(Dataset items)
<<<<
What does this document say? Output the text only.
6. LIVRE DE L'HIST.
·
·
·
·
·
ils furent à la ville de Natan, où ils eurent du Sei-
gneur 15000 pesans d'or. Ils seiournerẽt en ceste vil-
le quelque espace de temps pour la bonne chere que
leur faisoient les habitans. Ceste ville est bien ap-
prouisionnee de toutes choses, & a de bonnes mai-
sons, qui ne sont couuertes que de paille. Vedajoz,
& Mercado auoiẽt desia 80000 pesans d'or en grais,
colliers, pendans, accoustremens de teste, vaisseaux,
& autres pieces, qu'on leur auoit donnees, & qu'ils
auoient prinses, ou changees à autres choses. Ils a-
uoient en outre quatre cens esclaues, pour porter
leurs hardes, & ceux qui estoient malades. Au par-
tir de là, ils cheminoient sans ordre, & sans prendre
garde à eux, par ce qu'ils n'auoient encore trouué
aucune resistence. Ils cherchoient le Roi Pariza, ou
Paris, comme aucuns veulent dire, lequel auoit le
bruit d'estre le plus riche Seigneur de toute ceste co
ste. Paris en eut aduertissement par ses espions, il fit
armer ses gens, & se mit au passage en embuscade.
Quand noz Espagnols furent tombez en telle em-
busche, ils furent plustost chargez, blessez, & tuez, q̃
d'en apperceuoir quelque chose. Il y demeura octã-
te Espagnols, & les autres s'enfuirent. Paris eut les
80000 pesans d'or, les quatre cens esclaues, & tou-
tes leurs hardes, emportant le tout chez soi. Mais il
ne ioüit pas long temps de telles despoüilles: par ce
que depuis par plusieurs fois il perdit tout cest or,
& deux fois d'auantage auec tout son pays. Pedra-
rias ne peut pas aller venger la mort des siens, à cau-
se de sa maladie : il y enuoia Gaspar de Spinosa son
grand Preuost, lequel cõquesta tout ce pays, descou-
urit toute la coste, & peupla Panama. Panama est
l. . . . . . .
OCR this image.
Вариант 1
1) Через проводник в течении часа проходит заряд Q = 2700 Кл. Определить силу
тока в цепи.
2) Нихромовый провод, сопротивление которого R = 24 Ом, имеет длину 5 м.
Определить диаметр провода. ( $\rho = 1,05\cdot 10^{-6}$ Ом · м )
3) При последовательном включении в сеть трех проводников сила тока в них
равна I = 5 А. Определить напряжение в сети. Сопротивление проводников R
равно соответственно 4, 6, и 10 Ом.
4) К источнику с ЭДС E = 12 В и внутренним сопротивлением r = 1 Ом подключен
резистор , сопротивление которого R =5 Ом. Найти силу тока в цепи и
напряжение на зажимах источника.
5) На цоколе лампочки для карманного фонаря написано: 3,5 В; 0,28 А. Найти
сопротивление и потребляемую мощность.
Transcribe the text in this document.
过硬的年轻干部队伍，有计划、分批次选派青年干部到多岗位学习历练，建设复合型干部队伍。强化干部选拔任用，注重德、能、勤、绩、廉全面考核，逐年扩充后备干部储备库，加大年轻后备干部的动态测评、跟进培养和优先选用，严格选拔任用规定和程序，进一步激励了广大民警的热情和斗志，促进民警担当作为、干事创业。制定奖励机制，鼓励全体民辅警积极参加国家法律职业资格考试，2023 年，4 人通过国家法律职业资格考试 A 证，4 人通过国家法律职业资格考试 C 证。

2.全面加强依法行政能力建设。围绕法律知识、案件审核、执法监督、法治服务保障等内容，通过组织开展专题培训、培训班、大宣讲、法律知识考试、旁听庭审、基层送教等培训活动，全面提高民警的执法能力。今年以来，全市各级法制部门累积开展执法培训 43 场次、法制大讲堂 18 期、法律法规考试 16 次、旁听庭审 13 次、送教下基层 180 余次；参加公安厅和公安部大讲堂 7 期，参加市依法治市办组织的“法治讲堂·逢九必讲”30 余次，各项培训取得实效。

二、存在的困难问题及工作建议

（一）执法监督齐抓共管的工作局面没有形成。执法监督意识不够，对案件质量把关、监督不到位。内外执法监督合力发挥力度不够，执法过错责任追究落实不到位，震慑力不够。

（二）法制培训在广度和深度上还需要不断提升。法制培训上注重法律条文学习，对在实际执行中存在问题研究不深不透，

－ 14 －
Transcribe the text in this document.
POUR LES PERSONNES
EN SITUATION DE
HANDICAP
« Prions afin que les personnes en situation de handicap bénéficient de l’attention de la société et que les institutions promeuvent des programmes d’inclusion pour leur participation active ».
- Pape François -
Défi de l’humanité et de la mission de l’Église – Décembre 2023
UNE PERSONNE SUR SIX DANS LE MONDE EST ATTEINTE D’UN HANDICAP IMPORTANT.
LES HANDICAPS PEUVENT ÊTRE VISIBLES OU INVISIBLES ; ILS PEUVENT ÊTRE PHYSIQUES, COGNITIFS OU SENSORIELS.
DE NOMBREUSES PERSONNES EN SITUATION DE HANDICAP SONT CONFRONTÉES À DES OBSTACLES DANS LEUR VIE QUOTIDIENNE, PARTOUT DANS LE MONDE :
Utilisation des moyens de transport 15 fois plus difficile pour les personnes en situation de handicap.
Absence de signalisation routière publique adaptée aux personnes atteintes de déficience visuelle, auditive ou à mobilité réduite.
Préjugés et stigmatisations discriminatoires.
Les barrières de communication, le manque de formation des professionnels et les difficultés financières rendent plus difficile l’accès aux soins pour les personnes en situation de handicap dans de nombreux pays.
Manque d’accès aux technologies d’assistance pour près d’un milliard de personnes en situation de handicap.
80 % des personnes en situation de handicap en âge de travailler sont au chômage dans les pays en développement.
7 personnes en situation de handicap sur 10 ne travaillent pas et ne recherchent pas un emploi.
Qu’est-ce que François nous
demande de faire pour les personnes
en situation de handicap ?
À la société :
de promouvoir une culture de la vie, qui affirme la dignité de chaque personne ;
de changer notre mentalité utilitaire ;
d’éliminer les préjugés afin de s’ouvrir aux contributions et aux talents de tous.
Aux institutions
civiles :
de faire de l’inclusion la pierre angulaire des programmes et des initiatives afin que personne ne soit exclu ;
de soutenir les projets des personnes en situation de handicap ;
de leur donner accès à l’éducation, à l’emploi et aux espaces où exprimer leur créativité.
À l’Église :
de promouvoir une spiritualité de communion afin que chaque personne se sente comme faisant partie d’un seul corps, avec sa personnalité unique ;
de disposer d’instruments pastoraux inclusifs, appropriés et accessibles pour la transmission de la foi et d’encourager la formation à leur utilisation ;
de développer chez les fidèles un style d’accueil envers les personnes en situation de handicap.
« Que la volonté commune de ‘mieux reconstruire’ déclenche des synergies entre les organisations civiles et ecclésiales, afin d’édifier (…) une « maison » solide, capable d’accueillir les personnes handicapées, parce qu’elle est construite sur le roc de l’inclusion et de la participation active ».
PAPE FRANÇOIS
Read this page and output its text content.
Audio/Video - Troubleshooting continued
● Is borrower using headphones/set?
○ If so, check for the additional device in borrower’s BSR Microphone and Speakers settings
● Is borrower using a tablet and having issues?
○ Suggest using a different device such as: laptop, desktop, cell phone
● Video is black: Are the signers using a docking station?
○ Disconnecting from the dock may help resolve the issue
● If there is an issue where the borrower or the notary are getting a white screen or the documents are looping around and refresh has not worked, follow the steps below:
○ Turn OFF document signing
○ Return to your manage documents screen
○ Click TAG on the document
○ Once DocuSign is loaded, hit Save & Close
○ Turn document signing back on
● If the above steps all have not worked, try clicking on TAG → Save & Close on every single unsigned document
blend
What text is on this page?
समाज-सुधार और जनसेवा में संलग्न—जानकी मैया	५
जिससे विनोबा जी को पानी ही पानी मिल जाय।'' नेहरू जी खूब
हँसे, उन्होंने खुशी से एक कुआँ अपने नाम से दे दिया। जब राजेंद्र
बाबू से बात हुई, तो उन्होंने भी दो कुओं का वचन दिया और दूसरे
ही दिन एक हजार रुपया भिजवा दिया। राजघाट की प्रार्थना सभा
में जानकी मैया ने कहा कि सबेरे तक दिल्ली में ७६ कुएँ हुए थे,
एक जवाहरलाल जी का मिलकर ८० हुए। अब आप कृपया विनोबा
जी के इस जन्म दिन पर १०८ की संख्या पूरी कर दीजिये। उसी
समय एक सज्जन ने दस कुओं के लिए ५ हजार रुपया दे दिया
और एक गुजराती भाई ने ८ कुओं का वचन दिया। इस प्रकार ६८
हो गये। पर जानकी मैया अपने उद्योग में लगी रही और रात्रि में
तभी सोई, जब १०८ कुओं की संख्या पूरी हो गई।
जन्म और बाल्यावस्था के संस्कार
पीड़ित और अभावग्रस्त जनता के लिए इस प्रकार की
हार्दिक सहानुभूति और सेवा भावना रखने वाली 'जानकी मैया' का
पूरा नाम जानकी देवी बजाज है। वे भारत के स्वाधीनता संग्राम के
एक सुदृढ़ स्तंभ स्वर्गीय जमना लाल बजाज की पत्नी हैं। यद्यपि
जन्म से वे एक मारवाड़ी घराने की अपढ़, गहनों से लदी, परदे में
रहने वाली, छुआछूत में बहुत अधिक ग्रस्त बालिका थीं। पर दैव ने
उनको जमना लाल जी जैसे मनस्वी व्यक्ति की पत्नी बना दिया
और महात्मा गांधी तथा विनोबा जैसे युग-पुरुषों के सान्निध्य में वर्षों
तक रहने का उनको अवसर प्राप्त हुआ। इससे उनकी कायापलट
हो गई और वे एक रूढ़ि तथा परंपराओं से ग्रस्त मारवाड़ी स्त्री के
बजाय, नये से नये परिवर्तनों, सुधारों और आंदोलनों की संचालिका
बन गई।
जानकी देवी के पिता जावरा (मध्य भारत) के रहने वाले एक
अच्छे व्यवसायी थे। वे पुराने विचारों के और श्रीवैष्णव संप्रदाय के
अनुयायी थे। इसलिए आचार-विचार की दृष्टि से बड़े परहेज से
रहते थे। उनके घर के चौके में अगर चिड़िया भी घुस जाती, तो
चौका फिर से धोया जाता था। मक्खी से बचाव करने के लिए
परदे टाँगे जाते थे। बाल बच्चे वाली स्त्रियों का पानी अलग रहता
>>>>
◆ Brief
Search the entries for the word "faire", then list each line that holds it.

◆ Correct result
demande de faire pour les personnes
de faire de l’inclusion la pierre angulaire des programmes et des initiatives afin que personne ne soit exclu ;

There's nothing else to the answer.